§ Prompt: Work out the number of lines in the listing that include the string "benches". Reply with that number alone.

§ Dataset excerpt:
####
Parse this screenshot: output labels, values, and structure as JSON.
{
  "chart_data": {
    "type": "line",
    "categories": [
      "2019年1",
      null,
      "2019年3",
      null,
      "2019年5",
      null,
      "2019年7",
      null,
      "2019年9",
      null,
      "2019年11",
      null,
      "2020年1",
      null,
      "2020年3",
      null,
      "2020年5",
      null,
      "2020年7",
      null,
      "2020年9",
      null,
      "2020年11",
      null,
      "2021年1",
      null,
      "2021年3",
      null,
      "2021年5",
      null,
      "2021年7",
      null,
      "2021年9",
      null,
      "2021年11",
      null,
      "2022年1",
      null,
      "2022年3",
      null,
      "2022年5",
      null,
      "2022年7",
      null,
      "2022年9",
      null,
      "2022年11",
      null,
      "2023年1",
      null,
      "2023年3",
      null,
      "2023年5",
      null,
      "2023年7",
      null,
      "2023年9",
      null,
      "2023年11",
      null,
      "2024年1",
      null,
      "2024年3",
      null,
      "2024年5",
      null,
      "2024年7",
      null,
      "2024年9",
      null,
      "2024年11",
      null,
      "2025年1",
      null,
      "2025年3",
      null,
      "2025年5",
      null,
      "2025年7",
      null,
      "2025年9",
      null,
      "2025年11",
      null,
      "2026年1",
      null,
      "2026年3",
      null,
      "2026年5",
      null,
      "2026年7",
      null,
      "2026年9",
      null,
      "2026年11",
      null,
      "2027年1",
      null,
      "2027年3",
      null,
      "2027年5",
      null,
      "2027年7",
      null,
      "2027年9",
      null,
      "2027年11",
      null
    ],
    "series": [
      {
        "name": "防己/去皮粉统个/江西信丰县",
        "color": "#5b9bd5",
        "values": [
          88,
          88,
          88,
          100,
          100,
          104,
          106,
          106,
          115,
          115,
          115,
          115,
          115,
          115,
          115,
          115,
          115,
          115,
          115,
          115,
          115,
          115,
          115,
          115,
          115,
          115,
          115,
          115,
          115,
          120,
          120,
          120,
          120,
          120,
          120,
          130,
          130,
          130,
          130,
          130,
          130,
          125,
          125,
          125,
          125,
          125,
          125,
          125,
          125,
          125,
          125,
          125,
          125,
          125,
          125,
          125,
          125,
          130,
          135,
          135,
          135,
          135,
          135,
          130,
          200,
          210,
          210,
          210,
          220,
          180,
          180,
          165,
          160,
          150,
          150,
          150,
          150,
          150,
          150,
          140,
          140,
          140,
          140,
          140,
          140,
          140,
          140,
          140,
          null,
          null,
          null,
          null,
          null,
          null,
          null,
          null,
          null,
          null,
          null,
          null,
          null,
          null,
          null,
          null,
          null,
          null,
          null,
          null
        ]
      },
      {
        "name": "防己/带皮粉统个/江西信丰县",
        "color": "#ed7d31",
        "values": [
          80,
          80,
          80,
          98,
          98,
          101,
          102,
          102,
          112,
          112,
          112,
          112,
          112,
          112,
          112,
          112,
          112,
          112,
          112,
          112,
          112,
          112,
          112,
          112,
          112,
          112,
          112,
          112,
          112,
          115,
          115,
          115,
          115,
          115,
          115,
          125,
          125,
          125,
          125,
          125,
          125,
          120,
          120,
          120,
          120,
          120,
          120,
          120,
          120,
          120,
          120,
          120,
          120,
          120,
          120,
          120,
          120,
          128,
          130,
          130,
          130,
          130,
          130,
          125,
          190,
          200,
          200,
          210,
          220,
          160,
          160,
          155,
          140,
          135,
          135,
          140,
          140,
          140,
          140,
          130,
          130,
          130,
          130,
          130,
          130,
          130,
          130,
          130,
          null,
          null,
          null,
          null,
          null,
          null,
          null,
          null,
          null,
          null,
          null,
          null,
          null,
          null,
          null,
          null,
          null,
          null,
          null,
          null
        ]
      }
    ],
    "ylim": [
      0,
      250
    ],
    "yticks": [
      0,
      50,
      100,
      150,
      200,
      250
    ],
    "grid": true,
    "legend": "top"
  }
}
####
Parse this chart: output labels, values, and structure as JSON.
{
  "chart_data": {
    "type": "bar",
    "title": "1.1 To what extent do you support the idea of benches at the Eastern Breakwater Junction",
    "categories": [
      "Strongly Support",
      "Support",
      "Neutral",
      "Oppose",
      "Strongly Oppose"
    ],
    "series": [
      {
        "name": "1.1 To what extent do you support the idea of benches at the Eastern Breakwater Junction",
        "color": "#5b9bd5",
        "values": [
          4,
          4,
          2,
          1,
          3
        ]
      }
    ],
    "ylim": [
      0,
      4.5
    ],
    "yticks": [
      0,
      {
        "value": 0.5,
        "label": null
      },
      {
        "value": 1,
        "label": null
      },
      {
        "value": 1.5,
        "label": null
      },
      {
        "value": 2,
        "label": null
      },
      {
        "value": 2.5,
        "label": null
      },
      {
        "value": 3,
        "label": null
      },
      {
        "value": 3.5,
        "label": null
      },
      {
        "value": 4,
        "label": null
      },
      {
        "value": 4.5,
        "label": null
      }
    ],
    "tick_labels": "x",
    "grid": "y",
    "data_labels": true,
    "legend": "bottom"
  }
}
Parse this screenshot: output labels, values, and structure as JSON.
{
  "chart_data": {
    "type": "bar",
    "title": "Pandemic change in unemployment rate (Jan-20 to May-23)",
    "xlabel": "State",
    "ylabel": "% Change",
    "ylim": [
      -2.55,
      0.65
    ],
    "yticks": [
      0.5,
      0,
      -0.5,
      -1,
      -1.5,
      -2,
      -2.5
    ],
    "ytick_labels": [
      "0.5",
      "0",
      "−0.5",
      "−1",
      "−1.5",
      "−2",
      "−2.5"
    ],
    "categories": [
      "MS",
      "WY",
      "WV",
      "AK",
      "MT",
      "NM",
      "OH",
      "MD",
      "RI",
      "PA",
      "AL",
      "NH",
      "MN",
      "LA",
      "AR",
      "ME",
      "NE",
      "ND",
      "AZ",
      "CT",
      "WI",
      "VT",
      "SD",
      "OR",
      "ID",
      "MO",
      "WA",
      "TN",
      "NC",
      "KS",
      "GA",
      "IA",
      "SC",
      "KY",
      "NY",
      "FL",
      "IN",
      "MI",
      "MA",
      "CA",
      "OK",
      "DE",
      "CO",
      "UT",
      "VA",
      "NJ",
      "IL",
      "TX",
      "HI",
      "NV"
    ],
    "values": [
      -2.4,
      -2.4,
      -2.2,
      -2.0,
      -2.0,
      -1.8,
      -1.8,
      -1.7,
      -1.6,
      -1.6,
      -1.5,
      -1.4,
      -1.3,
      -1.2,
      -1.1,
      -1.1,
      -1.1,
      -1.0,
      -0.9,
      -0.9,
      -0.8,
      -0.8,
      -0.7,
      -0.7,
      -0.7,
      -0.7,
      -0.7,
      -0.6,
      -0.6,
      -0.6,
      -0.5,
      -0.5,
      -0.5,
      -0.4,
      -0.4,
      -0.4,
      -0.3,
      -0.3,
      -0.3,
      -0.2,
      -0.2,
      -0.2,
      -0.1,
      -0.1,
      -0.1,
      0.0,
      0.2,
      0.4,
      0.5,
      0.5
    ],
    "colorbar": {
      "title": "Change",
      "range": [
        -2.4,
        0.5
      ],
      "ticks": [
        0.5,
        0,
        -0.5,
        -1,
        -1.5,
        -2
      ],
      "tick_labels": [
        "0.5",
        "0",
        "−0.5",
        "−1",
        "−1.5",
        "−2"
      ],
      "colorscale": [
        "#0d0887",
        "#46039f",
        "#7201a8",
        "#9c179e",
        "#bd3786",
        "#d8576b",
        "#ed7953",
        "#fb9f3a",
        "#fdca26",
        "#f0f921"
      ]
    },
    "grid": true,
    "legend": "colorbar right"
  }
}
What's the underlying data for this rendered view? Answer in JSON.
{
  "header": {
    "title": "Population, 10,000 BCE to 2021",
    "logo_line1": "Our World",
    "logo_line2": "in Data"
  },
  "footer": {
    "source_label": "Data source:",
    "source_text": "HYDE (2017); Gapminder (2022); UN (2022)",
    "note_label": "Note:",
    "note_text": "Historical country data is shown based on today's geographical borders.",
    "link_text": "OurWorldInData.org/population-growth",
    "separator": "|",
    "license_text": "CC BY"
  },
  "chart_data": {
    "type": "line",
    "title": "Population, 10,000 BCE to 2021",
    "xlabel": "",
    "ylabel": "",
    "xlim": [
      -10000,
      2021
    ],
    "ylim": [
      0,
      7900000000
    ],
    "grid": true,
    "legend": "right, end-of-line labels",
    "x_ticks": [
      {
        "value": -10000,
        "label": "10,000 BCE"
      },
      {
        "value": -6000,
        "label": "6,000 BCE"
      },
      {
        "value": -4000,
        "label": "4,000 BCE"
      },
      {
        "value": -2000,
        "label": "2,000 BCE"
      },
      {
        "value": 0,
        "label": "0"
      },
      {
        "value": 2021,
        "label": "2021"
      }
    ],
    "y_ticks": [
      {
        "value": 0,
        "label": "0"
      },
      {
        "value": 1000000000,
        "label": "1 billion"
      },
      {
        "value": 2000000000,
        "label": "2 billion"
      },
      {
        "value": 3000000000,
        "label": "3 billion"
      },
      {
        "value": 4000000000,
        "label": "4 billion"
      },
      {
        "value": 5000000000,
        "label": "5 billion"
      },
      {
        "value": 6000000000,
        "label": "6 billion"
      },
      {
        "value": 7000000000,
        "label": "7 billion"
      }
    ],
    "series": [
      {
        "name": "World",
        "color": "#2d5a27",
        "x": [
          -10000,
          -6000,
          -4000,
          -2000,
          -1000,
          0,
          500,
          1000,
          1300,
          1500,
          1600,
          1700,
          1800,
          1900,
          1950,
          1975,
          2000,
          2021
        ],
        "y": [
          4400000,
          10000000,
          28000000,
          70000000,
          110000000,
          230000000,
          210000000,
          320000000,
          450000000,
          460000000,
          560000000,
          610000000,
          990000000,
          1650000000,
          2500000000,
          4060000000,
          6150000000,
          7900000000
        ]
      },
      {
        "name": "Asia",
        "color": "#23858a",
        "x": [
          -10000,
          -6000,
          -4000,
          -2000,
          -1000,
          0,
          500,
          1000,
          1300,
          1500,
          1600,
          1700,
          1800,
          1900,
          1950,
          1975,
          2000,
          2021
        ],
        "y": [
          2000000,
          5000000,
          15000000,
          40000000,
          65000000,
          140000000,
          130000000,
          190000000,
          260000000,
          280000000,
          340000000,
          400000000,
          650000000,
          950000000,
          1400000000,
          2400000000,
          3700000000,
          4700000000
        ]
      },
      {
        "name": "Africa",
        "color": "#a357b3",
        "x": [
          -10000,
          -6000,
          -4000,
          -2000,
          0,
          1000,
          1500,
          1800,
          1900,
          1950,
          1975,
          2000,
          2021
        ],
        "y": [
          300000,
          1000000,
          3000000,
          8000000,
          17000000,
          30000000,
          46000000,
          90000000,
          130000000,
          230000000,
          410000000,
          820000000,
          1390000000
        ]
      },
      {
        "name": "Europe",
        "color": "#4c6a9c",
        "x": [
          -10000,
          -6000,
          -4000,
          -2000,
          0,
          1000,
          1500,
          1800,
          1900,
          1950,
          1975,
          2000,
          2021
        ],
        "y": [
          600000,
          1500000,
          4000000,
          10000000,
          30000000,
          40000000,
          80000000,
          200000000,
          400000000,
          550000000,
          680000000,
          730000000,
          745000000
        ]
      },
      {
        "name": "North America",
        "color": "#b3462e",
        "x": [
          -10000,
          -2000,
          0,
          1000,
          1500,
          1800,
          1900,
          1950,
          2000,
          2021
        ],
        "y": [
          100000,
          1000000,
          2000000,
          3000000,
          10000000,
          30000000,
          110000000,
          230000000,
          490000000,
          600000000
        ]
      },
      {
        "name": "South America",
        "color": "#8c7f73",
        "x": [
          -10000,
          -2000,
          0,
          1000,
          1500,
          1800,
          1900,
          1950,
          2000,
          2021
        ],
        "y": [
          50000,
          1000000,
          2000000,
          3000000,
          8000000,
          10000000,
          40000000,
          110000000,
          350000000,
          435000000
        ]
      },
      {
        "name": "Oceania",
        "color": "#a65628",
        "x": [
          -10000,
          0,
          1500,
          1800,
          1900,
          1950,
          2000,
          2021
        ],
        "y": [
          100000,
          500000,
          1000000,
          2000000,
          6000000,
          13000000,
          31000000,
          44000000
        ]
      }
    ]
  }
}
####
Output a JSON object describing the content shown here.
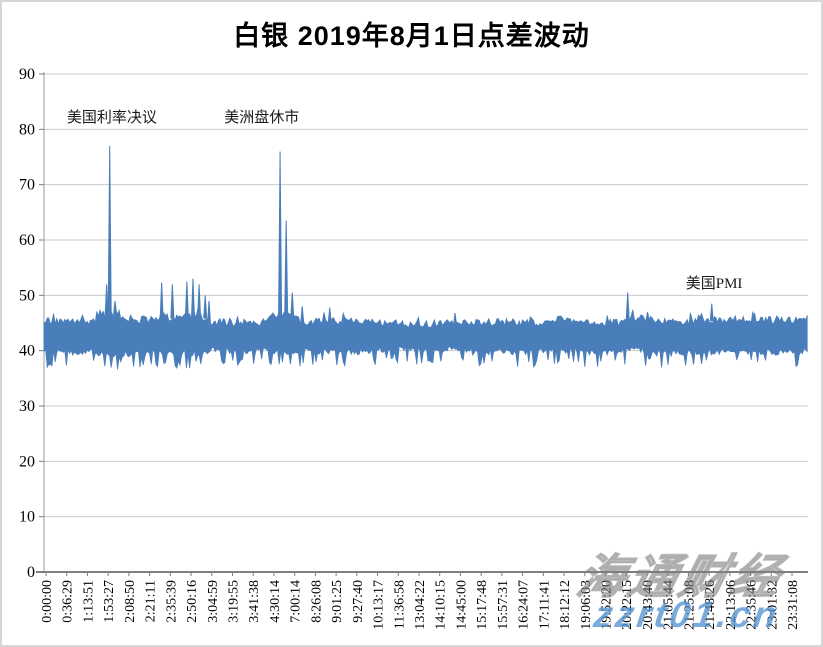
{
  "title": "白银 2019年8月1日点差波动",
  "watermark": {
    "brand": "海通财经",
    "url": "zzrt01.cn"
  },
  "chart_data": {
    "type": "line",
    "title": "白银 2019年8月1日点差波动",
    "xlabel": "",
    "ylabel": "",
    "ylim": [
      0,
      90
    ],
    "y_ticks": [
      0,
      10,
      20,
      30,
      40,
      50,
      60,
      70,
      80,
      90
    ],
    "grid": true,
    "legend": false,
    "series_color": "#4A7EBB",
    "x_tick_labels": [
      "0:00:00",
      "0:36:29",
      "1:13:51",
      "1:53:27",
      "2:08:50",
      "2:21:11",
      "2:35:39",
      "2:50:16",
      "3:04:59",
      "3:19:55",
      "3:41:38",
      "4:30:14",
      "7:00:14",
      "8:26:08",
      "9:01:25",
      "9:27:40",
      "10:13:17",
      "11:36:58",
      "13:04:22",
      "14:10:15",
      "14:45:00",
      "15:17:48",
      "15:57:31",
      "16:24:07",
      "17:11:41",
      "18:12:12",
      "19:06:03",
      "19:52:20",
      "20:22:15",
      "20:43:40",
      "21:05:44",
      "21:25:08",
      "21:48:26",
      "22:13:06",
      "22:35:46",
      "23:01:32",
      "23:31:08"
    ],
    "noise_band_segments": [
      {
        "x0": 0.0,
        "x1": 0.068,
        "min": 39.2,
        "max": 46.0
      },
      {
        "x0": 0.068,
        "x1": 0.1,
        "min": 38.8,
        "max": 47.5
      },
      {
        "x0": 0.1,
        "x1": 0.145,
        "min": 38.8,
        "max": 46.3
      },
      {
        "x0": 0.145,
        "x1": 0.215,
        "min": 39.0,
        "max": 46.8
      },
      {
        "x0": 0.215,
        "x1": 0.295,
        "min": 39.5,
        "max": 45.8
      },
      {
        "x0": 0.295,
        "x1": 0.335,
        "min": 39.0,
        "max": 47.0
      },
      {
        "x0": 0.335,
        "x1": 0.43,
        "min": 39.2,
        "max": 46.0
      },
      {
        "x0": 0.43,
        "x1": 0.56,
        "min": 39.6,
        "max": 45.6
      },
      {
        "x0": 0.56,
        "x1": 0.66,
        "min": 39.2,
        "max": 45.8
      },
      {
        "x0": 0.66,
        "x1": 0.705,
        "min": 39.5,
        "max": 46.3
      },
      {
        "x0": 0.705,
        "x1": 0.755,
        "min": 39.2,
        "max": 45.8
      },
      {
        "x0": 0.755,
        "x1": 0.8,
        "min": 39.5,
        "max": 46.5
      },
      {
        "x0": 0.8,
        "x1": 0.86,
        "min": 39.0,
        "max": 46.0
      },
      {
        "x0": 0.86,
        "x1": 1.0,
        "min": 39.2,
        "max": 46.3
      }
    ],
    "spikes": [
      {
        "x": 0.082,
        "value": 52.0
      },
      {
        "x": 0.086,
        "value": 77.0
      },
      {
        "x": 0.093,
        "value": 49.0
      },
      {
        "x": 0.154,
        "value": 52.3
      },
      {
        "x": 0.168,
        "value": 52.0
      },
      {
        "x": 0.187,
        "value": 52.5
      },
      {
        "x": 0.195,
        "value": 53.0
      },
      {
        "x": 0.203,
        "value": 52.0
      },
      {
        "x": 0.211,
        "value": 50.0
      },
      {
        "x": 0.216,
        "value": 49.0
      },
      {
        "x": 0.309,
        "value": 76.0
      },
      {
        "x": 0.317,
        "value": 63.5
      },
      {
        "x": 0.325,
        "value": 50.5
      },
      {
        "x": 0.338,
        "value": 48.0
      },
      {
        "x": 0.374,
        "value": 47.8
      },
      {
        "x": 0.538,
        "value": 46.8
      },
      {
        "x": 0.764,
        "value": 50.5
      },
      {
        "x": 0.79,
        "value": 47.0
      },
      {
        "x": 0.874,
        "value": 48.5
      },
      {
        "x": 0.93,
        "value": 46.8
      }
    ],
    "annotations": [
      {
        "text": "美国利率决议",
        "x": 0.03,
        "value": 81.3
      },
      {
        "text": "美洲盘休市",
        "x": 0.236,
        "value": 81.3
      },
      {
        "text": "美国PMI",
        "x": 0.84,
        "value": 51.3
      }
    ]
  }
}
####
§ Written response: 2